__Exercise__: Pick out every line that holds the string "назад" and copy it.

______

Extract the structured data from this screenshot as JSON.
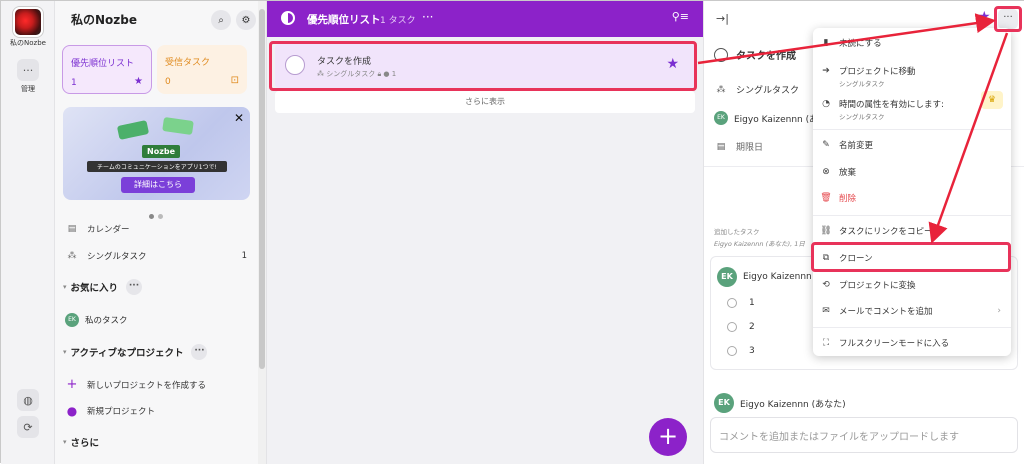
{
  "rail": {
    "workspace_label": "私のNozbe",
    "manage_label": "管理",
    "more_icon": "···"
  },
  "sidebar": {
    "title": "私のNozbe",
    "cards": [
      {
        "label": "優先順位リスト",
        "count": "1"
      },
      {
        "label": "受信タスク",
        "count": "0"
      }
    ],
    "promo": {
      "brand": "Nozbe",
      "tagline": "チームのコミュニケーションをアプリ1つで!",
      "button": "詳細はこちら"
    },
    "items": [
      {
        "label": "カレンダー",
        "count": ""
      },
      {
        "label": "シングルタスク",
        "count": "1"
      }
    ],
    "favorites_title": "お気に入り",
    "favorites": [
      {
        "label": "私のタスク",
        "avatar": "EK"
      }
    ],
    "active_projects_title": "アクティブなプロジェクト",
    "projects": [
      {
        "label": "新しいプロジェクトを作成する"
      },
      {
        "label": "新規プロジェクト"
      }
    ],
    "more_title": "さらに"
  },
  "center": {
    "title": "優先順位リスト",
    "count": "1 タスク",
    "task": {
      "name": "タスクを作成",
      "meta_project": "シングルタスク",
      "meta_comments": "1"
    },
    "show_more": "さらに表示"
  },
  "detail": {
    "task_name": "タスクを作成",
    "project": "シングルタスク",
    "assignee": "Eigyo Kaizennn (あな",
    "due": "期限日",
    "added_label": "追加したタスク",
    "added_by": "Eigyo Kaizennn (あなた), 1日",
    "comment_author": "Eigyo Kaizennn (",
    "checklist": [
      "1",
      "2",
      "3"
    ],
    "comment_author2": "Eigyo Kaizennn (あなた)",
    "comment_placeholder": "コメントを追加またはファイルをアップロードします",
    "avatar": "EK"
  },
  "menu": {
    "items": [
      {
        "label": "未読にする",
        "icon": "bookmark-icon"
      },
      {
        "label": "プロジェクトに移動",
        "sub": "シングルタスク",
        "icon": "move-icon"
      },
      {
        "label": "時間の属性を有効にします:",
        "sub": "シングルタスク",
        "icon": "clock-icon"
      },
      {
        "label": "名前変更",
        "icon": "pencil-icon"
      },
      {
        "label": "放棄",
        "icon": "abandon-icon"
      },
      {
        "label": "削除",
        "icon": "trash-icon"
      },
      {
        "label": "タスクにリンクをコピー",
        "icon": "link-icon"
      },
      {
        "label": "クローン",
        "icon": "clone-icon"
      },
      {
        "label": "プロジェクトに変換",
        "icon": "convert-icon"
      },
      {
        "label": "メールでコメントを追加",
        "icon": "mail-icon"
      },
      {
        "label": "フルスクリーンモードに入る",
        "icon": "fullscreen-icon"
      }
    ]
  },
  "colors": {
    "accent": "#8c22c9",
    "highlight": "#e8335a",
    "danger": "#e5484d"
  }
}
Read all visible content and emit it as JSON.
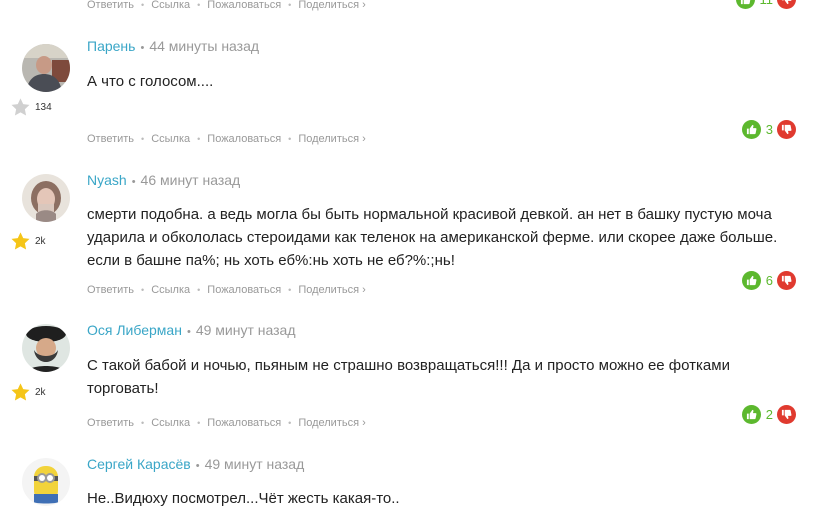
{
  "actions": {
    "reply": "Ответить",
    "link": "Ссылка",
    "report": "Пожаловаться",
    "share": "Поделиться"
  },
  "top_votes": {
    "count": "11"
  },
  "comments": [
    {
      "author": "Парень",
      "time": "44 минуты назад",
      "text": "А что с голосом....",
      "rating": "134",
      "star": "grey",
      "votes": "3"
    },
    {
      "author": "Nyash",
      "time": "46 минут назад",
      "text": "смерти подобна. а ведь могла бы быть нормальной красивой девкой. ан нет в башку пустую моча ударила и обкололась стероидами как теленок на американской ферме. или скорее даже больше. если в башне па%; нь хоть еб%:нь хоть не еб?%:;нь!",
      "rating": "2k",
      "star": "gold",
      "votes": "6"
    },
    {
      "author": "Ося Либерман",
      "time": "49 минут назад",
      "text": "С такой бабой и ночью, пьяным не страшно возвращаться!!! Да и просто можно ее фотками торговать!",
      "rating": "2k",
      "star": "gold",
      "votes": "2"
    },
    {
      "author": "Сергей Карасёв",
      "time": "49 минут назад",
      "text": "Не..Видюху посмотрел...Чёт жесть какая-то..",
      "rating": "",
      "star": "",
      "votes": ""
    }
  ],
  "colors": {
    "author": "#3aa6c7",
    "vote_up": "#5cb82e",
    "vote_down": "#e03a2f",
    "star_gold": "#f5c518",
    "star_grey": "#d0d0d0"
  }
}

______

__Answer to the exercise__:
      "time": "44 минуты назад",
      "time": "46 минут назад",
      "time": "49 минут назад",
      "time": "49 минут назад",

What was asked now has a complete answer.